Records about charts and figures
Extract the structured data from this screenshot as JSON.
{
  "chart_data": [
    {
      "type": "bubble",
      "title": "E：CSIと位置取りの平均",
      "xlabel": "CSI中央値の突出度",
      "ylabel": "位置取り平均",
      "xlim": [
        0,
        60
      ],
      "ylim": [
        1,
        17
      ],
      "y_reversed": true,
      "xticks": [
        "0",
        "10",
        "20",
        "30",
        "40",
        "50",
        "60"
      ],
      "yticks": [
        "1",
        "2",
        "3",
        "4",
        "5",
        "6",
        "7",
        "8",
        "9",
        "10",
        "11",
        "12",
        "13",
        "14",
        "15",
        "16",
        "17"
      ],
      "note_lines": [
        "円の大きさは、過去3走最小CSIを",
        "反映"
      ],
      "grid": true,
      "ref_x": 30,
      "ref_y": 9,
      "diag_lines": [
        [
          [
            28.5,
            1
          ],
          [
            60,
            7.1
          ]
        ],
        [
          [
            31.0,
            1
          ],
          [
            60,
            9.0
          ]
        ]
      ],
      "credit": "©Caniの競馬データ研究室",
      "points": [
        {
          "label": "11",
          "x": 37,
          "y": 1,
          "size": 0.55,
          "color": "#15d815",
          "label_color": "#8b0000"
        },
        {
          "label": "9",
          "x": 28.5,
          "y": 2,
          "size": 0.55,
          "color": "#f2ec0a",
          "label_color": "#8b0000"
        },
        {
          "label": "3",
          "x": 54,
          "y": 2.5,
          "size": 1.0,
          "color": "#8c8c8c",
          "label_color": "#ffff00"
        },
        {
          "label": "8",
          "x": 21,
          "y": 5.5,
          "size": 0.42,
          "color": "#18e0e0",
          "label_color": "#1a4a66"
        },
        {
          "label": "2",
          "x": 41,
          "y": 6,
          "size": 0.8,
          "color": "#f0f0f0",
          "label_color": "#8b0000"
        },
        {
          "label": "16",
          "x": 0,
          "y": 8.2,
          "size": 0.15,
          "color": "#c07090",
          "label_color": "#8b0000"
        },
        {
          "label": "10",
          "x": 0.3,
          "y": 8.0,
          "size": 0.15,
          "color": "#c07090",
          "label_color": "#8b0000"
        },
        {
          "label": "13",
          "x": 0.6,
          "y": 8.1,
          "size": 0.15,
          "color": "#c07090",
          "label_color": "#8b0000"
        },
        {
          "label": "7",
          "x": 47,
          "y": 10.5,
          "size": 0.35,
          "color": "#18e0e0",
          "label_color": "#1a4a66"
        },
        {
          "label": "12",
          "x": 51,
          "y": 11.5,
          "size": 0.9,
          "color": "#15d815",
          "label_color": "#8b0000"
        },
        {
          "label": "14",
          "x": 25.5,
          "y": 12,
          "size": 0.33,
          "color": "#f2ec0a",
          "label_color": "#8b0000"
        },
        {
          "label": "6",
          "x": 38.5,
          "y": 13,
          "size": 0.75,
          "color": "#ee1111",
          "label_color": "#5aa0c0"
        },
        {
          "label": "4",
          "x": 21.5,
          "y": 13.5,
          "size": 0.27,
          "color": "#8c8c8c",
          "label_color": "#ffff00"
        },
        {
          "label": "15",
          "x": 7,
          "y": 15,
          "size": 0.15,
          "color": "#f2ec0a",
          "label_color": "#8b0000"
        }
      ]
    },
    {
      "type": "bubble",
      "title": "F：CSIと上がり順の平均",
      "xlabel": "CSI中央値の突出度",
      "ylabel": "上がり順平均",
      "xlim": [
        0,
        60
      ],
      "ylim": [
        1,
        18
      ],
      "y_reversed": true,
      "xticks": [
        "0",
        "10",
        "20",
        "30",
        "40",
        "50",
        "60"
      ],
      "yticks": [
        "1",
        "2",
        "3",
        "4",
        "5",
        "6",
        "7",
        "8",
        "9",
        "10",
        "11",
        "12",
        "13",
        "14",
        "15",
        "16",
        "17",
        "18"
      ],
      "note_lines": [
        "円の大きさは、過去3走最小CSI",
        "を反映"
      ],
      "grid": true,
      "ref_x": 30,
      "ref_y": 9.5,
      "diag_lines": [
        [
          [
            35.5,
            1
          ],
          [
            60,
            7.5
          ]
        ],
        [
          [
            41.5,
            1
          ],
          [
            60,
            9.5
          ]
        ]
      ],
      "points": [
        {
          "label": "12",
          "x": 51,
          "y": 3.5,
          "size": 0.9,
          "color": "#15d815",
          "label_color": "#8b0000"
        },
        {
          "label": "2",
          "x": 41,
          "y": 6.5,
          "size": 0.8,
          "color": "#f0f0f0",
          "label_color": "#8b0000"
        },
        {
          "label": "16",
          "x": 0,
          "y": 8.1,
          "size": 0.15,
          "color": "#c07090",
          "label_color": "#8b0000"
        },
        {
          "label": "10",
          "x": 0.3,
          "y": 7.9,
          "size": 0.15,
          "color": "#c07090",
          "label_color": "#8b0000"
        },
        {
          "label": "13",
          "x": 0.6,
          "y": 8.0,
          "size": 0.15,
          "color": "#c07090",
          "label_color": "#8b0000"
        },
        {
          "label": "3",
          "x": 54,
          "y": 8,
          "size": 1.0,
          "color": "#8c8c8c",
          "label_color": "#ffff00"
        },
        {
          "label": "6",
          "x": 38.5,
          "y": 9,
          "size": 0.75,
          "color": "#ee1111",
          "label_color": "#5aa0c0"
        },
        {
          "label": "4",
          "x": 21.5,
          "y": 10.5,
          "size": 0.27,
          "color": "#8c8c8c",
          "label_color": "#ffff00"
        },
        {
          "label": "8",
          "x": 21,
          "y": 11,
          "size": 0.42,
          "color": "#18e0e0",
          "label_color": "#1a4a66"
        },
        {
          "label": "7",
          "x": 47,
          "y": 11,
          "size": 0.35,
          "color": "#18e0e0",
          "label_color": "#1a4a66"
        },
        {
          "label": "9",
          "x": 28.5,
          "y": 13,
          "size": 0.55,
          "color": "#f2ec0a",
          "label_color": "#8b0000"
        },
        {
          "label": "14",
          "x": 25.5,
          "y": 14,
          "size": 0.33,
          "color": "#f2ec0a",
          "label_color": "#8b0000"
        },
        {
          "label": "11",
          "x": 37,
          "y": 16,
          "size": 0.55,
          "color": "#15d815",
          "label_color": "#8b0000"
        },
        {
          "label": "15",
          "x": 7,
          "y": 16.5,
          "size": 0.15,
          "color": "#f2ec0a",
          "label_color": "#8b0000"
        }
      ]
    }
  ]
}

● Stated exercise
The data above must be returned in full, exactly as written.

● Result of the task
Extract the structured data from this screenshot as JSON.
{
  "chart_data": [
    {
      "type": "bubble",
      "title": "E：CSIと位置取りの平均",
      "xlabel": "CSI中央値の突出度",
      "ylabel": "位置取り平均",
      "xlim": [
        0,
        60
      ],
      "ylim": [
        1,
        17
      ],
      "y_reversed": true,
      "xticks": [
        "0",
        "10",
        "20",
        "30",
        "40",
        "50",
        "60"
      ],
      "yticks": [
        "1",
        "2",
        "3",
        "4",
        "5",
        "6",
        "7",
        "8",
        "9",
        "10",
        "11",
        "12",
        "13",
        "14",
        "15",
        "16",
        "17"
      ],
      "note_lines": [
        "円の大きさは、過去3走最小CSIを",
        "反映"
      ],
      "grid": true,
      "ref_x": 30,
      "ref_y": 9,
      "diag_lines": [
        [
          [
            28.5,
            1
          ],
          [
            60,
            7.1
          ]
        ],
        [
          [
            31.0,
            1
          ],
          [
            60,
            9.0
          ]
        ]
      ],
      "credit": "©Caniの競馬データ研究室",
      "points": [
        {
          "label": "11",
          "x": 37,
          "y": 1,
          "size": 0.55,
          "color": "#15d815",
          "label_color": "#8b0000"
        },
        {
          "label": "9",
          "x": 28.5,
          "y": 2,
          "size": 0.55,
          "color": "#f2ec0a",
          "label_color": "#8b0000"
        },
        {
          "label": "3",
          "x": 54,
          "y": 2.5,
          "size": 1.0,
          "color": "#8c8c8c",
          "label_color": "#ffff00"
        },
        {
          "label": "8",
          "x": 21,
          "y": 5.5,
          "size": 0.42,
          "color": "#18e0e0",
          "label_color": "#1a4a66"
        },
        {
          "label": "2",
          "x": 41,
          "y": 6,
          "size": 0.8,
          "color": "#f0f0f0",
          "label_color": "#8b0000"
        },
        {
          "label": "16",
          "x": 0,
          "y": 8.2,
          "size": 0.15,
          "color": "#c07090",
          "label_color": "#8b0000"
        },
        {
          "label": "10",
          "x": 0.3,
          "y": 8.0,
          "size": 0.15,
          "color": "#c07090",
          "label_color": "#8b0000"
        },
        {
          "label": "13",
          "x": 0.6,
          "y": 8.1,
          "size": 0.15,
          "color": "#c07090",
          "label_color": "#8b0000"
        },
        {
          "label": "7",
          "x": 47,
          "y": 10.5,
          "size": 0.35,
          "color": "#18e0e0",
          "label_color": "#1a4a66"
        },
        {
          "label": "12",
          "x": 51,
          "y": 11.5,
          "size": 0.9,
          "color": "#15d815",
          "label_color": "#8b0000"
        },
        {
          "label": "14",
          "x": 25.5,
          "y": 12,
          "size": 0.33,
          "color": "#f2ec0a",
          "label_color": "#8b0000"
        },
        {
          "label": "6",
          "x": 38.5,
          "y": 13,
          "size": 0.75,
          "color": "#ee1111",
          "label_color": "#5aa0c0"
        },
        {
          "label": "4",
          "x": 21.5,
          "y": 13.5,
          "size": 0.27,
          "color": "#8c8c8c",
          "label_color": "#ffff00"
        },
        {
          "label": "15",
          "x": 7,
          "y": 15,
          "size": 0.15,
          "color": "#f2ec0a",
          "label_color": "#8b0000"
        }
      ]
    },
    {
      "type": "bubble",
      "title": "F：CSIと上がり順の平均",
      "xlabel": "CSI中央値の突出度",
      "ylabel": "上がり順平均",
      "xlim": [
        0,
        60
      ],
      "ylim": [
        1,
        18
      ],
      "y_reversed": true,
      "xticks": [
        "0",
        "10",
        "20",
        "30",
        "40",
        "50",
        "60"
      ],
      "yticks": [
        "1",
        "2",
        "3",
        "4",
        "5",
        "6",
        "7",
        "8",
        "9",
        "10",
        "11",
        "12",
        "13",
        "14",
        "15",
        "16",
        "17",
        "18"
      ],
      "note_lines": [
        "円の大きさは、過去3走最小CSI",
        "を反映"
      ],
      "grid": true,
      "ref_x": 30,
      "ref_y": 9.5,
      "diag_lines": [
        [
          [
            35.5,
            1
          ],
          [
            60,
            7.5
          ]
        ],
        [
          [
            41.5,
            1
          ],
          [
            60,
            9.5
          ]
        ]
      ],
      "points": [
        {
          "label": "12",
          "x": 51,
          "y": 3.5,
          "size": 0.9,
          "color": "#15d815",
          "label_color": "#8b0000"
        },
        {
          "label": "2",
          "x": 41,
          "y": 6.5,
          "size": 0.8,
          "color": "#f0f0f0",
          "label_color": "#8b0000"
        },
        {
          "label": "16",
          "x": 0,
          "y": 8.1,
          "size": 0.15,
          "color": "#c07090",
          "label_color": "#8b0000"
        },
        {
          "label": "10",
          "x": 0.3,
          "y": 7.9,
          "size": 0.15,
          "color": "#c07090",
          "label_color": "#8b0000"
        },
        {
          "label": "13",
          "x": 0.6,
          "y": 8.0,
          "size": 0.15,
          "color": "#c07090",
          "label_color": "#8b0000"
        },
        {
          "label": "3",
          "x": 54,
          "y": 8,
          "size": 1.0,
          "color": "#8c8c8c",
          "label_color": "#ffff00"
        },
        {
          "label": "6",
          "x": 38.5,
          "y": 9,
          "size": 0.75,
          "color": "#ee1111",
          "label_color": "#5aa0c0"
        },
        {
          "label": "4",
          "x": 21.5,
          "y": 10.5,
          "size": 0.27,
          "color": "#8c8c8c",
          "label_color": "#ffff00"
        },
        {
          "label": "8",
          "x": 21,
          "y": 11,
          "size": 0.42,
          "color": "#18e0e0",
          "label_color": "#1a4a66"
        },
        {
          "label": "7",
          "x": 47,
          "y": 11,
          "size": 0.35,
          "color": "#18e0e0",
          "label_color": "#1a4a66"
        },
        {
          "label": "9",
          "x": 28.5,
          "y": 13,
          "size": 0.55,
          "color": "#f2ec0a",
          "label_color": "#8b0000"
        },
        {
          "label": "14",
          "x": 25.5,
          "y": 14,
          "size": 0.33,
          "color": "#f2ec0a",
          "label_color": "#8b0000"
        },
        {
          "label": "11",
          "x": 37,
          "y": 16,
          "size": 0.55,
          "color": "#15d815",
          "label_color": "#8b0000"
        },
        {
          "label": "15",
          "x": 7,
          "y": 16.5,
          "size": 0.15,
          "color": "#f2ec0a",
          "label_color": "#8b0000"
        }
      ]
    }
  ]
}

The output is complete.